Entries taken from a collection:
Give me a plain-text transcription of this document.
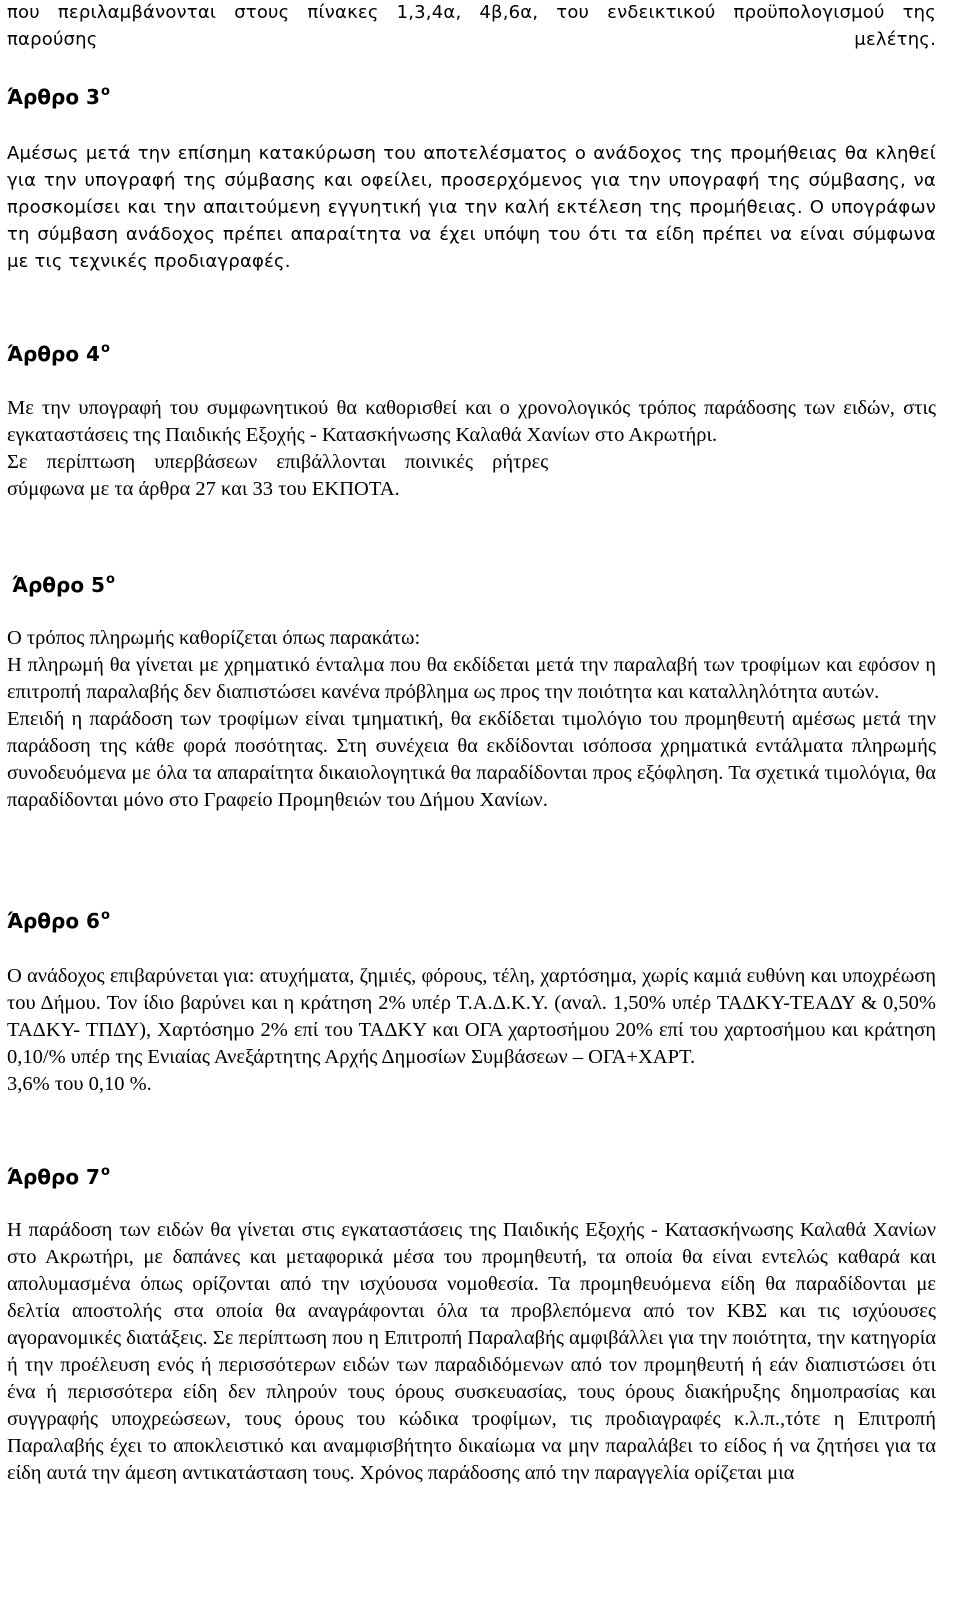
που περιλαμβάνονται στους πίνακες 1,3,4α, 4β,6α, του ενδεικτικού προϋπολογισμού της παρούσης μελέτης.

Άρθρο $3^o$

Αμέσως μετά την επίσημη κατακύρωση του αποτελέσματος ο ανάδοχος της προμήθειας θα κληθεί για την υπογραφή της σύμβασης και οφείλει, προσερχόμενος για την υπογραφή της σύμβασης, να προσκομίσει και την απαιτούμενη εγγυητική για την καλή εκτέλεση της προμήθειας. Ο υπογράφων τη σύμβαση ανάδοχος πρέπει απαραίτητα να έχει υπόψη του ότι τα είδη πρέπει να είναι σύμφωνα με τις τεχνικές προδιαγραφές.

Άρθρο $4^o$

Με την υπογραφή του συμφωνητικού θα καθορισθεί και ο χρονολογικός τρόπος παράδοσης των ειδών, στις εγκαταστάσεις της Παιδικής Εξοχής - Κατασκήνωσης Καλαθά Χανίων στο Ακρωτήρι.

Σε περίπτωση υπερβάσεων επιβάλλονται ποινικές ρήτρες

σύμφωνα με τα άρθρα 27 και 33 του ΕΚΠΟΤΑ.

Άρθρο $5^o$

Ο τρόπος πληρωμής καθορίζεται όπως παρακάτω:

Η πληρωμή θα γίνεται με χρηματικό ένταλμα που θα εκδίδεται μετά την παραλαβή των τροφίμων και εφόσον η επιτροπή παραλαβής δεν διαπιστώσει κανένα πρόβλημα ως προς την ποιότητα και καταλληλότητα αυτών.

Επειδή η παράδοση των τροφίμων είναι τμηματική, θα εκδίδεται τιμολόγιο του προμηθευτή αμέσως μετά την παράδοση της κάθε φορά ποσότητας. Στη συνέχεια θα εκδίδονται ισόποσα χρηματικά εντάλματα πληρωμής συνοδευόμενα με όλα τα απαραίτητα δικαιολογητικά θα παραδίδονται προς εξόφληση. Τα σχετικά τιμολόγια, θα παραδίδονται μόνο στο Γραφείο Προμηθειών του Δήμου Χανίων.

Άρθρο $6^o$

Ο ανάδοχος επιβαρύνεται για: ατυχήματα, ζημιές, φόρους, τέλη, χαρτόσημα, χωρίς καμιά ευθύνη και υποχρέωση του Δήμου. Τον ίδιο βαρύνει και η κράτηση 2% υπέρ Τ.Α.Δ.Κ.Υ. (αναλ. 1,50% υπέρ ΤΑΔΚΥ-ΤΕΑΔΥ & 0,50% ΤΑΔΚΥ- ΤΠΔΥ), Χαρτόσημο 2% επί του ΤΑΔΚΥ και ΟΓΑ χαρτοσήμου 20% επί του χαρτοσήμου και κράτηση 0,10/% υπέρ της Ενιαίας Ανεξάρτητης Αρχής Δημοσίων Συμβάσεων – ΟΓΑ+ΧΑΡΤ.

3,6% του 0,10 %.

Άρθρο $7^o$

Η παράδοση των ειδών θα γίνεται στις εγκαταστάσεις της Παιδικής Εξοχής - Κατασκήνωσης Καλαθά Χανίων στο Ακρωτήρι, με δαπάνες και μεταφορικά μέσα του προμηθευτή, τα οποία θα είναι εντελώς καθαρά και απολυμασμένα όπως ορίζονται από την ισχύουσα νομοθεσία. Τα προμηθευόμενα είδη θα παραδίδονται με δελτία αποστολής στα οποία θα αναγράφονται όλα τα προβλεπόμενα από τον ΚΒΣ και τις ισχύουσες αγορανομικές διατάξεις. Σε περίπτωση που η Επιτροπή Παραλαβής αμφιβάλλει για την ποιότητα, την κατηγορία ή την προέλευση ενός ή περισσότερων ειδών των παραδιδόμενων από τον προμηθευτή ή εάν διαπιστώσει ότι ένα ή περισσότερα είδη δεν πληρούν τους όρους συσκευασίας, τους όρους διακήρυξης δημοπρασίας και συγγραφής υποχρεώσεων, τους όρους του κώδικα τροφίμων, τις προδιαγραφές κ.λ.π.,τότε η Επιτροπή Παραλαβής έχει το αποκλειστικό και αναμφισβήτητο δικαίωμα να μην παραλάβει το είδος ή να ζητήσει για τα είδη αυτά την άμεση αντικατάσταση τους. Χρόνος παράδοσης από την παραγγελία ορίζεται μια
...
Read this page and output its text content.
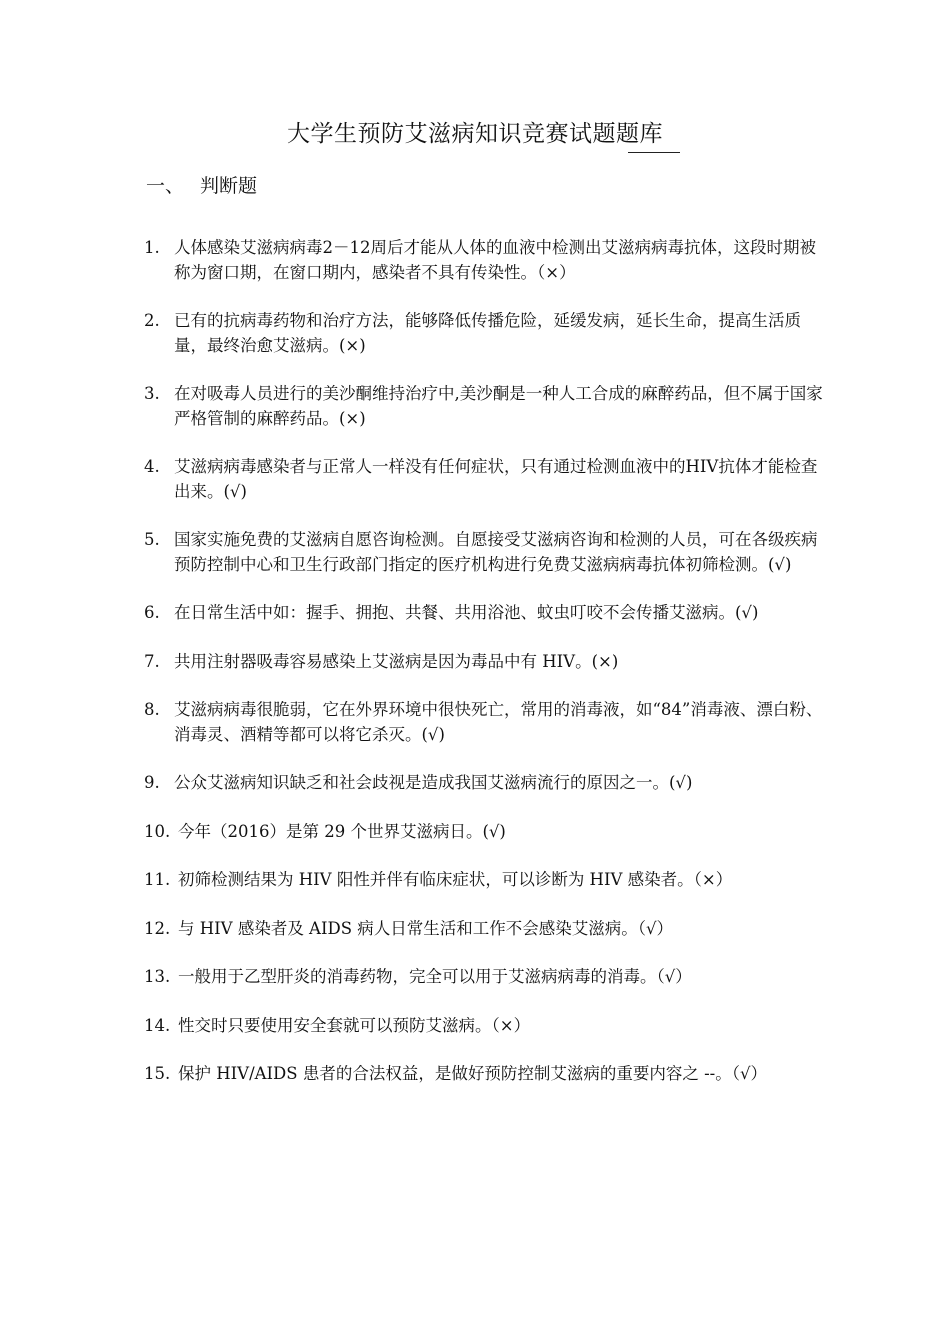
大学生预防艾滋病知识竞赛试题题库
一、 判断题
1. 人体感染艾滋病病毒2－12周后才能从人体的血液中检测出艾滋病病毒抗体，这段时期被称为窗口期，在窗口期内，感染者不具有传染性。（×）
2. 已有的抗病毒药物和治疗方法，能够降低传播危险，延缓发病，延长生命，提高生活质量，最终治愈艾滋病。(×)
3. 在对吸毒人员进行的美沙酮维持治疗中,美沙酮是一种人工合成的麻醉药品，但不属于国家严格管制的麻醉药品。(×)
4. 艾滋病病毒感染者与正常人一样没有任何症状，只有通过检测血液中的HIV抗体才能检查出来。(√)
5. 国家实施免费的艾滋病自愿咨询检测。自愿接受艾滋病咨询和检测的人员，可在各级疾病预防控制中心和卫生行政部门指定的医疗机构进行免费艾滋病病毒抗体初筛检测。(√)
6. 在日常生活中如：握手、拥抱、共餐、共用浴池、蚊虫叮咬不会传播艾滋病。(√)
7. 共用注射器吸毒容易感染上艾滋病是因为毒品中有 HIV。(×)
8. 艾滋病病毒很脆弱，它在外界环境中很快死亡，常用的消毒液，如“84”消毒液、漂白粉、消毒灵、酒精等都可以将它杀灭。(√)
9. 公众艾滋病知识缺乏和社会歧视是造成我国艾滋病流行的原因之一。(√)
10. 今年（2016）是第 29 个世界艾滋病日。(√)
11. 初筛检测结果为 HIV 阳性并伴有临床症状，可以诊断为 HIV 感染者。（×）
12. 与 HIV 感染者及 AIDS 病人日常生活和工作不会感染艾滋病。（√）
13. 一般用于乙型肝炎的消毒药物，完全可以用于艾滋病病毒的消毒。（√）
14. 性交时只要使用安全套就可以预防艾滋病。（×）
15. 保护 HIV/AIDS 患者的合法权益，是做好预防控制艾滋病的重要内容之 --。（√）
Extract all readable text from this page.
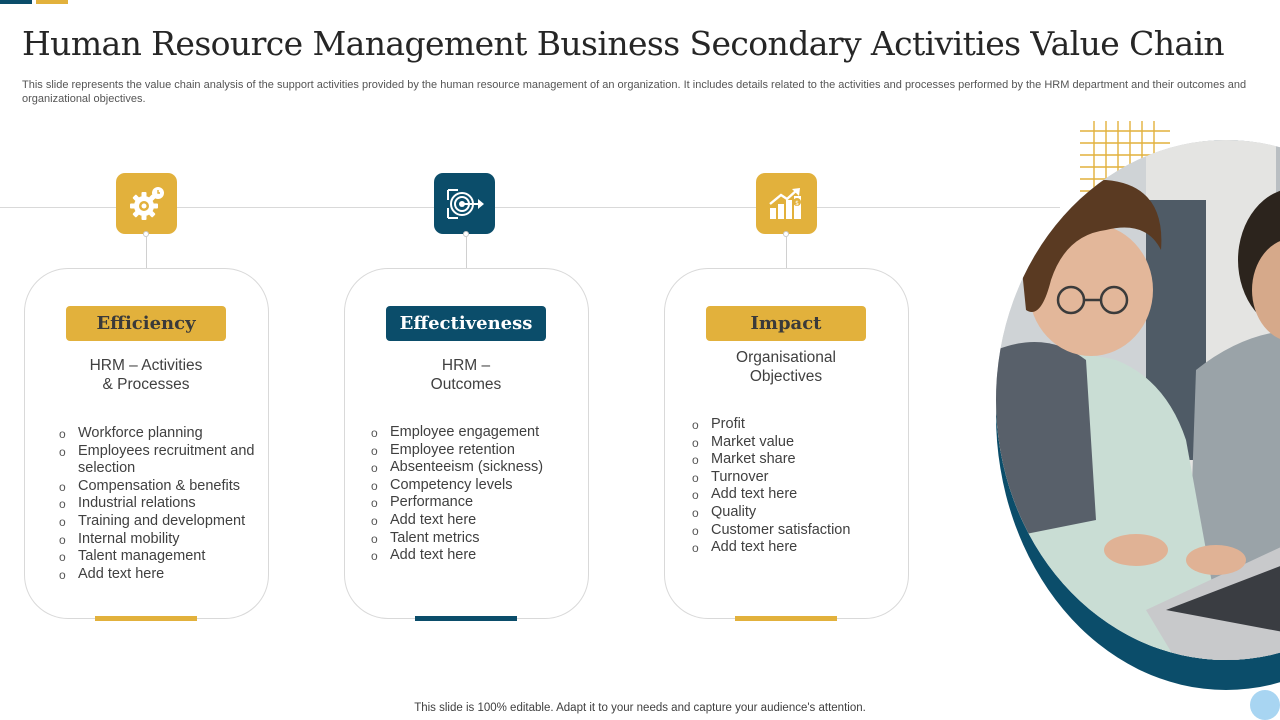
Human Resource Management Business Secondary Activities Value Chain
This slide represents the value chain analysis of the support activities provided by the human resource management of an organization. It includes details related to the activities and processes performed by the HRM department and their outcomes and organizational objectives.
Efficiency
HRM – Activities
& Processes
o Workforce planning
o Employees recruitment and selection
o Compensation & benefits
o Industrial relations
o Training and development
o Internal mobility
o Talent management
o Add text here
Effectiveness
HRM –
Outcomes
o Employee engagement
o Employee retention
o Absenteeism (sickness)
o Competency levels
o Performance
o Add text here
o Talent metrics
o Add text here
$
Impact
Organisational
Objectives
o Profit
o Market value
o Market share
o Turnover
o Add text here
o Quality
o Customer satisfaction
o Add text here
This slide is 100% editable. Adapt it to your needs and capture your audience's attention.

## Instructions to follow
Take each line of the material that contains the word "Άρθρο" and list it.

## Answer to this exercise
Άρθρο $3^o$
Άρθρο $4^o$
Άρθρο $5^o$
Άρθρο $6^o$
Άρθρο $7^o$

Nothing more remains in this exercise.